Exercise prompt
Copy every line of the data exactly, leaving nothing out.
--- start ---
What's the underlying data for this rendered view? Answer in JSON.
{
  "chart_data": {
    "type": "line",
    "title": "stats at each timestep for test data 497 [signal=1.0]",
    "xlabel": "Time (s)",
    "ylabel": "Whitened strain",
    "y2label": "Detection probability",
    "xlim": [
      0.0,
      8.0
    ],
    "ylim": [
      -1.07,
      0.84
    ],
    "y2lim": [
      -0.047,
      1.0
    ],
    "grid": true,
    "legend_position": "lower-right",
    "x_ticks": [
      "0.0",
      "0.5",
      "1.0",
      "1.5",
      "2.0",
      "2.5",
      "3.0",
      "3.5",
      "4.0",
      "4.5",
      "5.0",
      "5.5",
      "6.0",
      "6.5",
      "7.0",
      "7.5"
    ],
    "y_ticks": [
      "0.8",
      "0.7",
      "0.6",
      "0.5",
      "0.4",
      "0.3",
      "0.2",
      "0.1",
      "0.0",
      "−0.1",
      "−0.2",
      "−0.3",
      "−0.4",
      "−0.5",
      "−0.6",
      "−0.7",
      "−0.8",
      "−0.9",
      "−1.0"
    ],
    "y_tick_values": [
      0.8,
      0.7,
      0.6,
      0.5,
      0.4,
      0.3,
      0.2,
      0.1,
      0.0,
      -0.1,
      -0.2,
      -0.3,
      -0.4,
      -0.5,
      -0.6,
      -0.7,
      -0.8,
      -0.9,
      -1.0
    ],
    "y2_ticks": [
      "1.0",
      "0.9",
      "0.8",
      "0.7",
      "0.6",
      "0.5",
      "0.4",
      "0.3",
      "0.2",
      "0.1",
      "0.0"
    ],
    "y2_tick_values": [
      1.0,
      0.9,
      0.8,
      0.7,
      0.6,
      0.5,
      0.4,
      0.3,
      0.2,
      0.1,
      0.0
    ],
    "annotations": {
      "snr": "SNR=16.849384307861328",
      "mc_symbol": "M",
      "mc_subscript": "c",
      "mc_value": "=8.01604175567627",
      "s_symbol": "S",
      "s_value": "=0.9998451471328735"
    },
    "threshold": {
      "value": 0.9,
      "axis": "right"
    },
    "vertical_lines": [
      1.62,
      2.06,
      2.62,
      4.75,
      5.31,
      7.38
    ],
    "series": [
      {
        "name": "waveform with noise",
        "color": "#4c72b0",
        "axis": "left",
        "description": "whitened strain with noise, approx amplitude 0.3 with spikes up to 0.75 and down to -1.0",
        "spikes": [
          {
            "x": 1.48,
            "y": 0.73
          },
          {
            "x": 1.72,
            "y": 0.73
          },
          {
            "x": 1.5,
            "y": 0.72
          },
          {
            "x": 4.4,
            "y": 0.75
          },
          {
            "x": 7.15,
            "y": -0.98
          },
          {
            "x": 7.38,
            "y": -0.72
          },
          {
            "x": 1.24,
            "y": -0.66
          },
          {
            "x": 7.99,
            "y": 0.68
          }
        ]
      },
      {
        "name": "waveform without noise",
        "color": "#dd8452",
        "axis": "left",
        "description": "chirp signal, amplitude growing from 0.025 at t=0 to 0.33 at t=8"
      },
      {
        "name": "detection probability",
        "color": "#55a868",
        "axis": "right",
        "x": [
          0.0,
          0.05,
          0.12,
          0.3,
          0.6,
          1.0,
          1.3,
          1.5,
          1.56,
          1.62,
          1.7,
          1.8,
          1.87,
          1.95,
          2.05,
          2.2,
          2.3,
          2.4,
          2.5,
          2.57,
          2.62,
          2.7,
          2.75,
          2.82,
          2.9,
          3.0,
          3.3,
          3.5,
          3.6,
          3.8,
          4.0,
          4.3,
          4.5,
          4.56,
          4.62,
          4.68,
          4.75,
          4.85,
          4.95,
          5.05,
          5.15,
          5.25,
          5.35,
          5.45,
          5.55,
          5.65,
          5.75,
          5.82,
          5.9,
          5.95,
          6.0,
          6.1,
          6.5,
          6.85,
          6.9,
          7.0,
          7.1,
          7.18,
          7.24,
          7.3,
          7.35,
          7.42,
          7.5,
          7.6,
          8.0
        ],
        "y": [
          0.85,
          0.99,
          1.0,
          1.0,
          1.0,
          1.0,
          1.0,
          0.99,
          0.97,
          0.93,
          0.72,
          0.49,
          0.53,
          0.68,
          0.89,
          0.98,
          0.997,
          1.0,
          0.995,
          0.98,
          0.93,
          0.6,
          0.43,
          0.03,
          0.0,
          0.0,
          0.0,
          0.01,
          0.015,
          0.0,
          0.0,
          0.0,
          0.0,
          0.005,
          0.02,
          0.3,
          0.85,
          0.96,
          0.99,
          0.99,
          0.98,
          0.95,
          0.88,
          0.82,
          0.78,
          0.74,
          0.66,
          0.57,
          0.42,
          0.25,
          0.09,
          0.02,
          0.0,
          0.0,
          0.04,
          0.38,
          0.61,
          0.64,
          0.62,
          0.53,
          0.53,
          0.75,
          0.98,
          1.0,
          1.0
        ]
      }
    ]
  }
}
--- end ---
Complete response
What's the underlying data for this rendered view? Answer in JSON.
{
  "chart_data": {
    "type": "line",
    "title": "stats at each timestep for test data 497 [signal=1.0]",
    "xlabel": "Time (s)",
    "ylabel": "Whitened strain",
    "y2label": "Detection probability",
    "xlim": [
      0.0,
      8.0
    ],
    "ylim": [
      -1.07,
      0.84
    ],
    "y2lim": [
      -0.047,
      1.0
    ],
    "grid": true,
    "legend_position": "lower-right",
    "x_ticks": [
      "0.0",
      "0.5",
      "1.0",
      "1.5",
      "2.0",
      "2.5",
      "3.0",
      "3.5",
      "4.0",
      "4.5",
      "5.0",
      "5.5",
      "6.0",
      "6.5",
      "7.0",
      "7.5"
    ],
    "y_ticks": [
      "0.8",
      "0.7",
      "0.6",
      "0.5",
      "0.4",
      "0.3",
      "0.2",
      "0.1",
      "0.0",
      "−0.1",
      "−0.2",
      "−0.3",
      "−0.4",
      "−0.5",
      "−0.6",
      "−0.7",
      "−0.8",
      "−0.9",
      "−1.0"
    ],
    "y_tick_values": [
      0.8,
      0.7,
      0.6,
      0.5,
      0.4,
      0.3,
      0.2,
      0.1,
      0.0,
      -0.1,
      -0.2,
      -0.3,
      -0.4,
      -0.5,
      -0.6,
      -0.7,
      -0.8,
      -0.9,
      -1.0
    ],
    "y2_ticks": [
      "1.0",
      "0.9",
      "0.8",
      "0.7",
      "0.6",
      "0.5",
      "0.4",
      "0.3",
      "0.2",
      "0.1",
      "0.0"
    ],
    "y2_tick_values": [
      1.0,
      0.9,
      0.8,
      0.7,
      0.6,
      0.5,
      0.4,
      0.3,
      0.2,
      0.1,
      0.0
    ],
    "annotations": {
      "snr": "SNR=16.849384307861328",
      "mc_symbol": "M",
      "mc_subscript": "c",
      "mc_value": "=8.01604175567627",
      "s_symbol": "S",
      "s_value": "=0.9998451471328735"
    },
    "threshold": {
      "value": 0.9,
      "axis": "right"
    },
    "vertical_lines": [
      1.62,
      2.06,
      2.62,
      4.75,
      5.31,
      7.38
    ],
    "series": [
      {
        "name": "waveform with noise",
        "color": "#4c72b0",
        "axis": "left",
        "description": "whitened strain with noise, approx amplitude 0.3 with spikes up to 0.75 and down to -1.0",
        "spikes": [
          {
            "x": 1.48,
            "y": 0.73
          },
          {
            "x": 1.72,
            "y": 0.73
          },
          {
            "x": 1.5,
            "y": 0.72
          },
          {
            "x": 4.4,
            "y": 0.75
          },
          {
            "x": 7.15,
            "y": -0.98
          },
          {
            "x": 7.38,
            "y": -0.72
          },
          {
            "x": 1.24,
            "y": -0.66
          },
          {
            "x": 7.99,
            "y": 0.68
          }
        ]
      },
      {
        "name": "waveform without noise",
        "color": "#dd8452",
        "axis": "left",
        "description": "chirp signal, amplitude growing from 0.025 at t=0 to 0.33 at t=8"
      },
      {
        "name": "detection probability",
        "color": "#55a868",
        "axis": "right",
        "x": [
          0.0,
          0.05,
          0.12,
          0.3,
          0.6,
          1.0,
          1.3,
          1.5,
          1.56,
          1.62,
          1.7,
          1.8,
          1.87,
          1.95,
          2.05,
          2.2,
          2.3,
          2.4,
          2.5,
          2.57,
          2.62,
          2.7,
          2.75,
          2.82,
          2.9,
          3.0,
          3.3,
          3.5,
          3.6,
          3.8,
          4.0,
          4.3,
          4.5,
          4.56,
          4.62,
          4.68,
          4.75,
          4.85,
          4.95,
          5.05,
          5.15,
          5.25,
          5.35,
          5.45,
          5.55,
          5.65,
          5.75,
          5.82,
          5.9,
          5.95,
          6.0,
          6.1,
          6.5,
          6.85,
          6.9,
          7.0,
          7.1,
          7.18,
          7.24,
          7.3,
          7.35,
          7.42,
          7.5,
          7.6,
          8.0
        ],
        "y": [
          0.85,
          0.99,
          1.0,
          1.0,
          1.0,
          1.0,
          1.0,
          0.99,
          0.97,
          0.93,
          0.72,
          0.49,
          0.53,
          0.68,
          0.89,
          0.98,
          0.997,
          1.0,
          0.995,
          0.98,
          0.93,
          0.6,
          0.43,
          0.03,
          0.0,
          0.0,
          0.0,
          0.01,
          0.015,
          0.0,
          0.0,
          0.0,
          0.0,
          0.005,
          0.02,
          0.3,
          0.85,
          0.96,
          0.99,
          0.99,
          0.98,
          0.95,
          0.88,
          0.82,
          0.78,
          0.74,
          0.66,
          0.57,
          0.42,
          0.25,
          0.09,
          0.02,
          0.0,
          0.0,
          0.04,
          0.38,
          0.61,
          0.64,
          0.62,
          0.53,
          0.53,
          0.75,
          0.98,
          1.0,
          1.0
        ]
      }
    ]
  }
}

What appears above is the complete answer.